--- Short problem ---
Please repeat all of the lines that follow, exactly as written.
======== Data excerpts
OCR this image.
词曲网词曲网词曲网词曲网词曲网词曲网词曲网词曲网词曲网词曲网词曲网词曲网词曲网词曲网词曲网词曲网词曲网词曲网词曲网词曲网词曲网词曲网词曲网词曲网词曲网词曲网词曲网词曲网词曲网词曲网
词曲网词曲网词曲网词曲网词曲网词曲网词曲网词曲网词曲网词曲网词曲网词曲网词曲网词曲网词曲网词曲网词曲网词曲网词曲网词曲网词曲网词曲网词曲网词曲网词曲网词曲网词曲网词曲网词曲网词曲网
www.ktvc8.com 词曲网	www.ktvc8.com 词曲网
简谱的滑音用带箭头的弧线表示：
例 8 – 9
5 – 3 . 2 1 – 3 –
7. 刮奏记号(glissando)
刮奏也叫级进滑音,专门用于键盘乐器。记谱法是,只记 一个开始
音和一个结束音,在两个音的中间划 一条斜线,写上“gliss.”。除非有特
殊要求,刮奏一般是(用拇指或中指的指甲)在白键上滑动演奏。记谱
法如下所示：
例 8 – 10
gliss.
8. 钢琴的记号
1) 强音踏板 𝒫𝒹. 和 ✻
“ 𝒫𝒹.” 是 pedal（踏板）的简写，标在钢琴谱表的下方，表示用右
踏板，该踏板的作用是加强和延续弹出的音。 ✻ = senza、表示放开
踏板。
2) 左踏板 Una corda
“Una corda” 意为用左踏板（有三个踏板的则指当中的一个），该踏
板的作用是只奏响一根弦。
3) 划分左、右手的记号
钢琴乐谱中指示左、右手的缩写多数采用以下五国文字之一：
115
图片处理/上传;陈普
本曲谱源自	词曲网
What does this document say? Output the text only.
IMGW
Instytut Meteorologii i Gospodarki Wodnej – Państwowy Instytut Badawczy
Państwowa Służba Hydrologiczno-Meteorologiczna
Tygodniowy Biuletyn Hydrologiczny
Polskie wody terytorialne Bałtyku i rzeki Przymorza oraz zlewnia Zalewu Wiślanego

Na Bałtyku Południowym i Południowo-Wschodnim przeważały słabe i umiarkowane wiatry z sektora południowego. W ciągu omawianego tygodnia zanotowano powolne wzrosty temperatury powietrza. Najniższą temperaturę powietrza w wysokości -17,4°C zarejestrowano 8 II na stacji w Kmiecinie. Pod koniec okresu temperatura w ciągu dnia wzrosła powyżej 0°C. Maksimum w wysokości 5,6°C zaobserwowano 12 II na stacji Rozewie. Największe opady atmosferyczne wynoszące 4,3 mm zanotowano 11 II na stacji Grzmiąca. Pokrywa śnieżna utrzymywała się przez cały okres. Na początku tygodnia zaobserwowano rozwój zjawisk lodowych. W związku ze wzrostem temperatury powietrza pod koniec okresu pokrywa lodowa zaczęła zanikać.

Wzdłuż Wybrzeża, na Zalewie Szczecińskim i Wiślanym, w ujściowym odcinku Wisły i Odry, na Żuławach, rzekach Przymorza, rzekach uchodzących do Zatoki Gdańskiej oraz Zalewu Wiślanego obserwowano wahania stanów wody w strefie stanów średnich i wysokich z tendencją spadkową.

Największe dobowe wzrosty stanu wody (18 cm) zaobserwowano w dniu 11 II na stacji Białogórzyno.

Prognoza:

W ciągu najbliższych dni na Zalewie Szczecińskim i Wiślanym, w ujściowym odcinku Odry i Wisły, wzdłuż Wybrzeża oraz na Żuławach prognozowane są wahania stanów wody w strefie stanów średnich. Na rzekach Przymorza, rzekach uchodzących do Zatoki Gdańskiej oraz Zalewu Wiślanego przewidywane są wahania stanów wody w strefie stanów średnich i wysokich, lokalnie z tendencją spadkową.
================
--- Answer below ---
OCR this image.
词曲网词曲网词曲网词曲网词曲网词曲网词曲网词曲网词曲网词曲网词曲网词曲网词曲网词曲网词曲网词曲网词曲网词曲网词曲网词曲网词曲网词曲网词曲网词曲网词曲网词曲网词曲网词曲网词曲网词曲网
词曲网词曲网词曲网词曲网词曲网词曲网词曲网词曲网词曲网词曲网词曲网词曲网词曲网词曲网词曲网词曲网词曲网词曲网词曲网词曲网词曲网词曲网词曲网词曲网词曲网词曲网词曲网词曲网词曲网词曲网
www.ktvc8.com 词曲网	www.ktvc8.com 词曲网
简谱的滑音用带箭头的弧线表示：
例 8 – 9
5 – 3 . 2 1 – 3 –
7. 刮奏记号(glissando)
刮奏也叫级进滑音,专门用于键盘乐器。记谱法是,只记 一个开始
音和一个结束音,在两个音的中间划 一条斜线,写上“gliss.”。除非有特
殊要求,刮奏一般是(用拇指或中指的指甲)在白键上滑动演奏。记谱
法如下所示：
例 8 – 10
gliss.
8. 钢琴的记号
1) 强音踏板 𝒫𝒹. 和 ✻
“ 𝒫𝒹.” 是 pedal（踏板）的简写，标在钢琴谱表的下方，表示用右
踏板，该踏板的作用是加强和延续弹出的音。 ✻ = senza、表示放开
踏板。
2) 左踏板 Una corda
“Una corda” 意为用左踏板（有三个踏板的则指当中的一个），该踏
板的作用是只奏响一根弦。
3) 划分左、右手的记号
钢琴乐谱中指示左、右手的缩写多数采用以下五国文字之一：
115
图片处理/上传;陈普
本曲谱源自	词曲网
What does this document say? Output the text only.
IMGW
Instytut Meteorologii i Gospodarki Wodnej – Państwowy Instytut Badawczy
Państwowa Służba Hydrologiczno-Meteorologiczna
Tygodniowy Biuletyn Hydrologiczny
Polskie wody terytorialne Bałtyku i rzeki Przymorza oraz zlewnia Zalewu Wiślanego

Na Bałtyku Południowym i Południowo-Wschodnim przeważały słabe i umiarkowane wiatry z sektora południowego. W ciągu omawianego tygodnia zanotowano powolne wzrosty temperatury powietrza. Najniższą temperaturę powietrza w wysokości -17,4°C zarejestrowano 8 II na stacji w Kmiecinie. Pod koniec okresu temperatura w ciągu dnia wzrosła powyżej 0°C. Maksimum w wysokości 5,6°C zaobserwowano 12 II na stacji Rozewie. Największe opady atmosferyczne wynoszące 4,3 mm zanotowano 11 II na stacji Grzmiąca. Pokrywa śnieżna utrzymywała się przez cały okres. Na początku tygodnia zaobserwowano rozwój zjawisk lodowych. W związku ze wzrostem temperatury powietrza pod koniec okresu pokrywa lodowa zaczęła zanikać.

Wzdłuż Wybrzeża, na Zalewie Szczecińskim i Wiślanym, w ujściowym odcinku Wisły i Odry, na Żuławach, rzekach Przymorza, rzekach uchodzących do Zatoki Gdańskiej oraz Zalewu Wiślanego obserwowano wahania stanów wody w strefie stanów średnich i wysokich z tendencją spadkową.

Największe dobowe wzrosty stanu wody (18 cm) zaobserwowano w dniu 11 II na stacji Białogórzyno.

Prognoza:

W ciągu najbliższych dni na Zalewie Szczecińskim i Wiślanym, w ujściowym odcinku Odry i Wisły, wzdłuż Wybrzeża oraz na Żuławach prognozowane są wahania stanów wody w strefie stanów średnich. Na rzekach Przymorza, rzekach uchodzących do Zatoki Gdańskiej oraz Zalewu Wiślanego przewidywane są wahania stanów wody w strefie stanów średnich i wysokich, lokalnie z tendencją spadkową.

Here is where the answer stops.